**Required task**
Reproduce each line exactly.

Data entries for graphics:
★ ★ ★ ★

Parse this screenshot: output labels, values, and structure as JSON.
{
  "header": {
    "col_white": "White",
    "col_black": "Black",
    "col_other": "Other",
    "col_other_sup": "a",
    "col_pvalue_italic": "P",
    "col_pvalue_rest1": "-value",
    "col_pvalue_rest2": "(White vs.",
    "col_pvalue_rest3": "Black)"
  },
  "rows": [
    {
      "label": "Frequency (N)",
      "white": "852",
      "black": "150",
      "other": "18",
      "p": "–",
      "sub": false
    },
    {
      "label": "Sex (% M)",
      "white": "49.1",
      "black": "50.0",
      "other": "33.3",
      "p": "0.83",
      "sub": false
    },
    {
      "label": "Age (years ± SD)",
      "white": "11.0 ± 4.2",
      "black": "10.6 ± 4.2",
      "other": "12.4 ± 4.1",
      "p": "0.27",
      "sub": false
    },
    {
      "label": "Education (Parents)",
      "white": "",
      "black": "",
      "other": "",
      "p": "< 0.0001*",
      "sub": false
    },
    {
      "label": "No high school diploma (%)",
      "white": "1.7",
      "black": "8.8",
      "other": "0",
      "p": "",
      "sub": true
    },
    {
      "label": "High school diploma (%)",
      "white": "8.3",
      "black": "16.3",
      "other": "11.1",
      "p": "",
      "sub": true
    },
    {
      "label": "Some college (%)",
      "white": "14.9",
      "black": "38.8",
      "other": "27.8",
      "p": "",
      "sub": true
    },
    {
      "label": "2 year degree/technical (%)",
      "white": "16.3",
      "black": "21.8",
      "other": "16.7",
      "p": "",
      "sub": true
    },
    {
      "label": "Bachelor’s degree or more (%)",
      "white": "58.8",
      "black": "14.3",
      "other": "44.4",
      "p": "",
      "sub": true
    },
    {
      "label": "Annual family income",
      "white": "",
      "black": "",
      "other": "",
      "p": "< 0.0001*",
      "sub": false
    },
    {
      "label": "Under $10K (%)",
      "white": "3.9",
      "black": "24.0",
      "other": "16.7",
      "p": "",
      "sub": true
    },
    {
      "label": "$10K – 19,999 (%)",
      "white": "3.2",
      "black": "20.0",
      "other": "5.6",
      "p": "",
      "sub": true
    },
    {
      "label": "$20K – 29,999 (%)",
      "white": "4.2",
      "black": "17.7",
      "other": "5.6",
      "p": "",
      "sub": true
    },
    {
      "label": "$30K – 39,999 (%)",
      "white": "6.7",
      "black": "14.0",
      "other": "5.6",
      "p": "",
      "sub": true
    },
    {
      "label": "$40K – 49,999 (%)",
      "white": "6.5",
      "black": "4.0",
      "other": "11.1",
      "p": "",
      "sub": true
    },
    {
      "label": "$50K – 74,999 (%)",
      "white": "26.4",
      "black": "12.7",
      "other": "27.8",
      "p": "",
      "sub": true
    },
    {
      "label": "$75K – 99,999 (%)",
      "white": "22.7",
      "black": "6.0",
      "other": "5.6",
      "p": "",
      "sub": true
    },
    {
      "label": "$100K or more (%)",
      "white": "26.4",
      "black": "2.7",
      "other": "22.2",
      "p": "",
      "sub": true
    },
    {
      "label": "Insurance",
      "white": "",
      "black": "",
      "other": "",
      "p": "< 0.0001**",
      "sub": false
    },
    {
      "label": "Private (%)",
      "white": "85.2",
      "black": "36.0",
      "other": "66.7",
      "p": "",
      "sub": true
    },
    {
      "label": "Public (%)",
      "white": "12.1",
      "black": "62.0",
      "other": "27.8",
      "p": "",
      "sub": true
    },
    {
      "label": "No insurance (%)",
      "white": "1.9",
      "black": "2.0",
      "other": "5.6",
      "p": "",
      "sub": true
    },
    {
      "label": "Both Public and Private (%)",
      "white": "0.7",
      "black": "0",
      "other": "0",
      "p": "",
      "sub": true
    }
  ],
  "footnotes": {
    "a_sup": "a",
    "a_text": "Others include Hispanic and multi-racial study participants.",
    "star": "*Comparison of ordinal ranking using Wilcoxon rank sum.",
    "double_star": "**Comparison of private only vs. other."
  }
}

★ ★ ★ ★

**Exercise result**
Parse this screenshot: output labels, values, and structure as JSON.
{
  "header": {
    "col_white": "White",
    "col_black": "Black",
    "col_other": "Other",
    "col_other_sup": "a",
    "col_pvalue_italic": "P",
    "col_pvalue_rest1": "-value",
    "col_pvalue_rest2": "(White vs.",
    "col_pvalue_rest3": "Black)"
  },
  "rows": [
    {
      "label": "Frequency (N)",
      "white": "852",
      "black": "150",
      "other": "18",
      "p": "–",
      "sub": false
    },
    {
      "label": "Sex (% M)",
      "white": "49.1",
      "black": "50.0",
      "other": "33.3",
      "p": "0.83",
      "sub": false
    },
    {
      "label": "Age (years ± SD)",
      "white": "11.0 ± 4.2",
      "black": "10.6 ± 4.2",
      "other": "12.4 ± 4.1",
      "p": "0.27",
      "sub": false
    },
    {
      "label": "Education (Parents)",
      "white": "",
      "black": "",
      "other": "",
      "p": "< 0.0001*",
      "sub": false
    },
    {
      "label": "No high school diploma (%)",
      "white": "1.7",
      "black": "8.8",
      "other": "0",
      "p": "",
      "sub": true
    },
    {
      "label": "High school diploma (%)",
      "white": "8.3",
      "black": "16.3",
      "other": "11.1",
      "p": "",
      "sub": true
    },
    {
      "label": "Some college (%)",
      "white": "14.9",
      "black": "38.8",
      "other": "27.8",
      "p": "",
      "sub": true
    },
    {
      "label": "2 year degree/technical (%)",
      "white": "16.3",
      "black": "21.8",
      "other": "16.7",
      "p": "",
      "sub": true
    },
    {
      "label": "Bachelor’s degree or more (%)",
      "white": "58.8",
      "black": "14.3",
      "other": "44.4",
      "p": "",
      "sub": true
    },
    {
      "label": "Annual family income",
      "white": "",
      "black": "",
      "other": "",
      "p": "< 0.0001*",
      "sub": false
    },
    {
      "label": "Under $10K (%)",
      "white": "3.9",
      "black": "24.0",
      "other": "16.7",
      "p": "",
      "sub": true
    },
    {
      "label": "$10K – 19,999 (%)",
      "white": "3.2",
      "black": "20.0",
      "other": "5.6",
      "p": "",
      "sub": true
    },
    {
      "label": "$20K – 29,999 (%)",
      "white": "4.2",
      "black": "17.7",
      "other": "5.6",
      "p": "",
      "sub": true
    },
    {
      "label": "$30K – 39,999 (%)",
      "white": "6.7",
      "black": "14.0",
      "other": "5.6",
      "p": "",
      "sub": true
    },
    {
      "label": "$40K – 49,999 (%)",
      "white": "6.5",
      "black": "4.0",
      "other": "11.1",
      "p": "",
      "sub": true
    },
    {
      "label": "$50K – 74,999 (%)",
      "white": "26.4",
      "black": "12.7",
      "other": "27.8",
      "p": "",
      "sub": true
    },
    {
      "label": "$75K – 99,999 (%)",
      "white": "22.7",
      "black": "6.0",
      "other": "5.6",
      "p": "",
      "sub": true
    },
    {
      "label": "$100K or more (%)",
      "white": "26.4",
      "black": "2.7",
      "other": "22.2",
      "p": "",
      "sub": true
    },
    {
      "label": "Insurance",
      "white": "",
      "black": "",
      "other": "",
      "p": "< 0.0001**",
      "sub": false
    },
    {
      "label": "Private (%)",
      "white": "85.2",
      "black": "36.0",
      "other": "66.7",
      "p": "",
      "sub": true
    },
    {
      "label": "Public (%)",
      "white": "12.1",
      "black": "62.0",
      "other": "27.8",
      "p": "",
      "sub": true
    },
    {
      "label": "No insurance (%)",
      "white": "1.9",
      "black": "2.0",
      "other": "5.6",
      "p": "",
      "sub": true
    },
    {
      "label": "Both Public and Private (%)",
      "white": "0.7",
      "black": "0",
      "other": "0",
      "p": "",
      "sub": true
    }
  ],
  "footnotes": {
    "a_sup": "a",
    "a_text": "Others include Hispanic and multi-racial study participants.",
    "star": "*Comparison of ordinal ranking using Wilcoxon rank sum.",
    "double_star": "**Comparison of private only vs. other."
  }
}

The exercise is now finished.